■ **Recorded data**:
··········

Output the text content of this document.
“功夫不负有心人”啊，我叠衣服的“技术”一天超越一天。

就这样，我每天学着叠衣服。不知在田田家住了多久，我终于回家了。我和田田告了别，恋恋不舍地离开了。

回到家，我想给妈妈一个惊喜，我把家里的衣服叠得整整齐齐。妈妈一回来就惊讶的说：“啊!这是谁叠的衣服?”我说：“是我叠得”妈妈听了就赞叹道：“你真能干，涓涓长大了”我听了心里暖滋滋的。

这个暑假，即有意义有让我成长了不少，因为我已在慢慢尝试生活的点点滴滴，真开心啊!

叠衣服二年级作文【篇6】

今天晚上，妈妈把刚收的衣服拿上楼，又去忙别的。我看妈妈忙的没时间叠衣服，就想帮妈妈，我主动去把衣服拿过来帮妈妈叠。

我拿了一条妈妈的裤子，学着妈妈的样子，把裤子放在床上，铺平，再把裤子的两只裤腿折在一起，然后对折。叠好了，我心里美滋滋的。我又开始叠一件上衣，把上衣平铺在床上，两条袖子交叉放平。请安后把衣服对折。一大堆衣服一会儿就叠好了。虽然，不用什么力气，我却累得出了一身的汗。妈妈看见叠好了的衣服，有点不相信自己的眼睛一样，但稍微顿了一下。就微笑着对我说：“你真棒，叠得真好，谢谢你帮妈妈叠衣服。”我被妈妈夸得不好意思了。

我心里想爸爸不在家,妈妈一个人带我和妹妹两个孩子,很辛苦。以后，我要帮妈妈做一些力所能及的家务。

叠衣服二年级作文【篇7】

··········

■ **Problem to solve**:
Make an exact copy of the listing, including every line.

■ **Response**:
Output the text content of this document.
“功夫不负有心人”啊，我叠衣服的“技术”一天超越一天。

就这样，我每天学着叠衣服。不知在田田家住了多久，我终于回家了。我和田田告了别，恋恋不舍地离开了。

回到家，我想给妈妈一个惊喜，我把家里的衣服叠得整整齐齐。妈妈一回来就惊讶的说：“啊!这是谁叠的衣服?”我说：“是我叠得”妈妈听了就赞叹道：“你真能干，涓涓长大了”我听了心里暖滋滋的。

这个暑假，即有意义有让我成长了不少，因为我已在慢慢尝试生活的点点滴滴，真开心啊!

叠衣服二年级作文【篇6】

今天晚上，妈妈把刚收的衣服拿上楼，又去忙别的。我看妈妈忙的没时间叠衣服，就想帮妈妈，我主动去把衣服拿过来帮妈妈叠。

我拿了一条妈妈的裤子，学着妈妈的样子，把裤子放在床上，铺平，再把裤子的两只裤腿折在一起，然后对折。叠好了，我心里美滋滋的。我又开始叠一件上衣，把上衣平铺在床上，两条袖子交叉放平。请安后把衣服对折。一大堆衣服一会儿就叠好了。虽然，不用什么力气，我却累得出了一身的汗。妈妈看见叠好了的衣服，有点不相信自己的眼睛一样，但稍微顿了一下。就微笑着对我说：“你真棒，叠得真好，谢谢你帮妈妈叠衣服。”我被妈妈夸得不好意思了。

我心里想爸爸不在家,妈妈一个人带我和妹妹两个孩子,很辛苦。以后，我要帮妈妈做一些力所能及的家务。

叠衣服二年级作文【篇7】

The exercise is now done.